RECORDS PROVIDED:
■ ■ ■ ■

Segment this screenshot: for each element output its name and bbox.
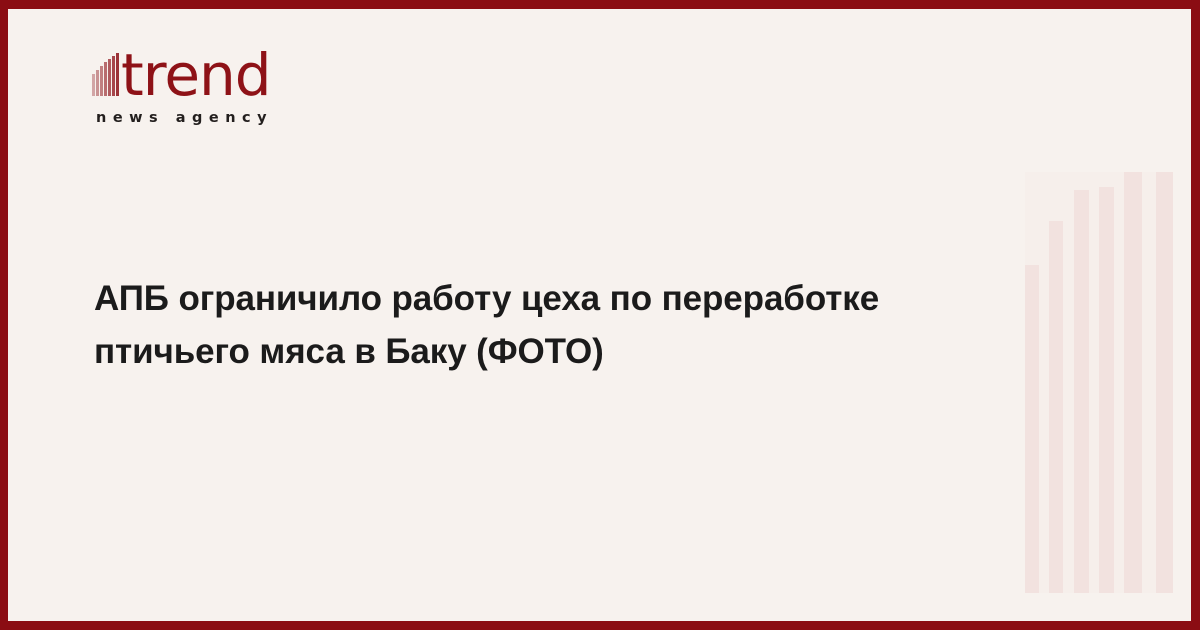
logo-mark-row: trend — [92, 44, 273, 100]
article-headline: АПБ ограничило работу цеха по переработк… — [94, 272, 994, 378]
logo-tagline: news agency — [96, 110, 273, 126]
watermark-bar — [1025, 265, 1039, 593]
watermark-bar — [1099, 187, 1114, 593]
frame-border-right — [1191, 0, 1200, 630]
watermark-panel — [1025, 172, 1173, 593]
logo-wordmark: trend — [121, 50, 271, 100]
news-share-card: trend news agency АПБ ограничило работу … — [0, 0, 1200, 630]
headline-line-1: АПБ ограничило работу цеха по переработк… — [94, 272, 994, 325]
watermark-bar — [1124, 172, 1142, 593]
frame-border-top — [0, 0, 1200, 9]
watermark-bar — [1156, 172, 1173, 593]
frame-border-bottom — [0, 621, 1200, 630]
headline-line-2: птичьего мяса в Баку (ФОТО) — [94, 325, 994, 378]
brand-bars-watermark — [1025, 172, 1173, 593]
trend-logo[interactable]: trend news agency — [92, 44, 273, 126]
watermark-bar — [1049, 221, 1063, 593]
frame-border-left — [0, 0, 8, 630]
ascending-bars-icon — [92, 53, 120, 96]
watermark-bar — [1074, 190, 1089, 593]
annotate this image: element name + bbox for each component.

■ ■ ■ ■

WHAT YOU ARE ASKED TO DO:
Copy every line of the items above word for word, leaving out the pictures.

SOLUTION TO THIS EXERCISE:
Segment this screenshot: for each element output its name and bbox.
logo-mark-row: trend — [92, 44, 273, 100]
article-headline: АПБ ограничило работу цеха по переработк… — [94, 272, 994, 378]
logo-tagline: news agency — [96, 110, 273, 126]
watermark-bar — [1025, 265, 1039, 593]
watermark-bar — [1099, 187, 1114, 593]
frame-border-right — [1191, 0, 1200, 630]
watermark-panel — [1025, 172, 1173, 593]
logo-wordmark: trend — [121, 50, 271, 100]
news-share-card: trend news agency АПБ ограничило работу … — [0, 0, 1200, 630]
headline-line-1: АПБ ограничило работу цеха по переработк… — [94, 272, 994, 325]
watermark-bar — [1124, 172, 1142, 593]
frame-border-top — [0, 0, 1200, 9]
watermark-bar — [1156, 172, 1173, 593]
frame-border-bottom — [0, 621, 1200, 630]
headline-line-2: птичьего мяса в Баку (ФОТО) — [94, 325, 994, 378]
brand-bars-watermark — [1025, 172, 1173, 593]
trend-logo[interactable]: trend news agency — [92, 44, 273, 126]
watermark-bar — [1049, 221, 1063, 593]
frame-border-left — [0, 0, 8, 630]
ascending-bars-icon — [92, 53, 120, 96]
watermark-bar — [1074, 190, 1089, 593]
annotate this image: element name + bbox for each component.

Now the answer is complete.